[Extracted records]
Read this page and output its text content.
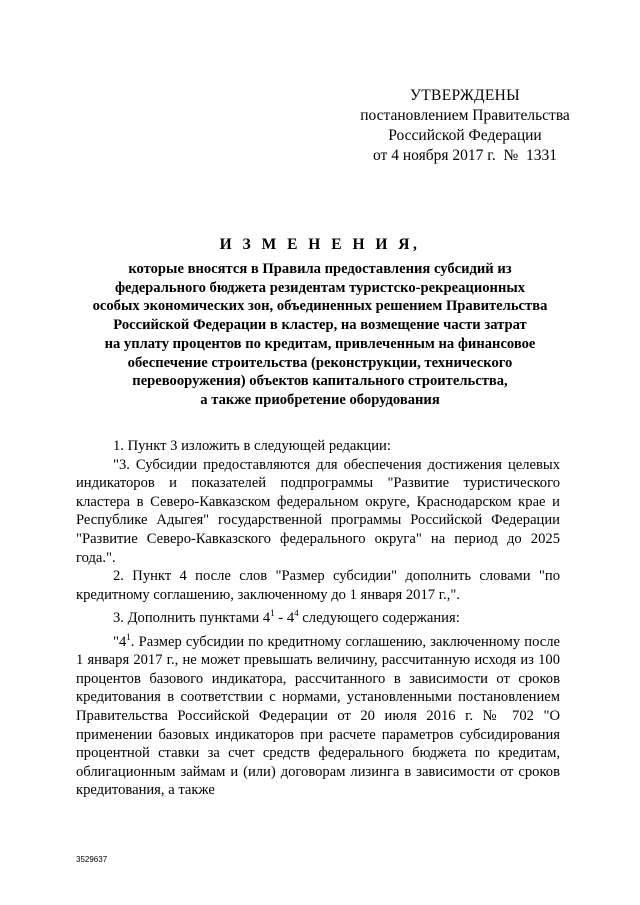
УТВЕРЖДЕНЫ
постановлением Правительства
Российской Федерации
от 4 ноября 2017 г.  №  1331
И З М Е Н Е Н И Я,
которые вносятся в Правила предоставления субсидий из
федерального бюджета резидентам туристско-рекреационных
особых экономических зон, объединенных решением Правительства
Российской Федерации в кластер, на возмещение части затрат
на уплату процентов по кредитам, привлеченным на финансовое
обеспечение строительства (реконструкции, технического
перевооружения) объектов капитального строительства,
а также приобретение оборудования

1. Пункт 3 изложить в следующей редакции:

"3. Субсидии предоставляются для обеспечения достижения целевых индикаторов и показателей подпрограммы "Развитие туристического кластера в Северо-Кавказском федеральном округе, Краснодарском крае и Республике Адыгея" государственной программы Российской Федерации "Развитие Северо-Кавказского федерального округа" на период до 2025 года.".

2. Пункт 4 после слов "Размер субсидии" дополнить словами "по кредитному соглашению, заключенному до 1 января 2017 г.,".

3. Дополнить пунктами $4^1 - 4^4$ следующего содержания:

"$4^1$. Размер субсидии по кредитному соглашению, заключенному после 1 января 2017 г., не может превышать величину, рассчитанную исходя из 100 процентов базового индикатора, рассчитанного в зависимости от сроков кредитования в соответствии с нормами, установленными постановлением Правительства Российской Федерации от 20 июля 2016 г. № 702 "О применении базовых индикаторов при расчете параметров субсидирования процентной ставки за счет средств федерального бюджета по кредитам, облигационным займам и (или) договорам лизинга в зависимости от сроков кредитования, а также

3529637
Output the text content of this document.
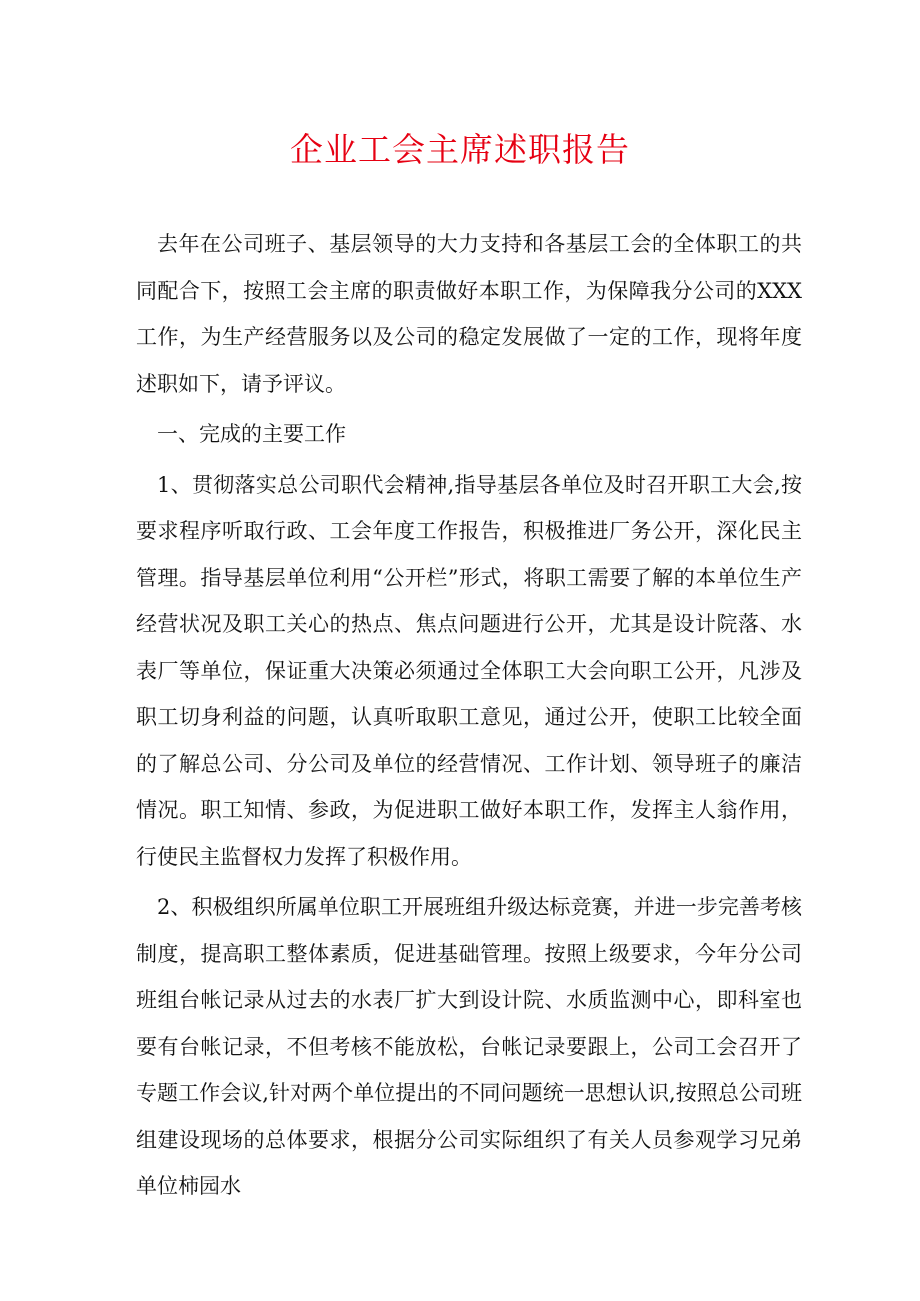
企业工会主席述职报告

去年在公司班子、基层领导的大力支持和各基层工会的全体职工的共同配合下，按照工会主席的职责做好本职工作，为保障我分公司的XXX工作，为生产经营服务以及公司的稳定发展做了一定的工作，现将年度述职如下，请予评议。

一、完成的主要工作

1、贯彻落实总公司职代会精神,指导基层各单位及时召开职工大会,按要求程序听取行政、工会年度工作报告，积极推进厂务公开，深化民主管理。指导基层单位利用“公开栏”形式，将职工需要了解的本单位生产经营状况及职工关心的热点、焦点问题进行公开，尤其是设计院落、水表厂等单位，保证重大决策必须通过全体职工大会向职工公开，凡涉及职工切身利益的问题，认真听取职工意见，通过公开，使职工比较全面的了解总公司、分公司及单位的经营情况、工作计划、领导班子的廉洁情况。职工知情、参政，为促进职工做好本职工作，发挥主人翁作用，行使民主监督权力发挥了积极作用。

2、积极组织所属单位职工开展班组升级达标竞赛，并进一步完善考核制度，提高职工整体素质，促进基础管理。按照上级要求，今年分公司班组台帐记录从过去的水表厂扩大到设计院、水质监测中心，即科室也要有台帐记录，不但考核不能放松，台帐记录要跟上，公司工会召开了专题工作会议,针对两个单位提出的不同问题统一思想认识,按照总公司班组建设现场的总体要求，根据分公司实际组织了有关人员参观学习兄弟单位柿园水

- _Stated problem_
Give the number of lines above in which the word "text" occurs, with nothing else.

- _Final result_
2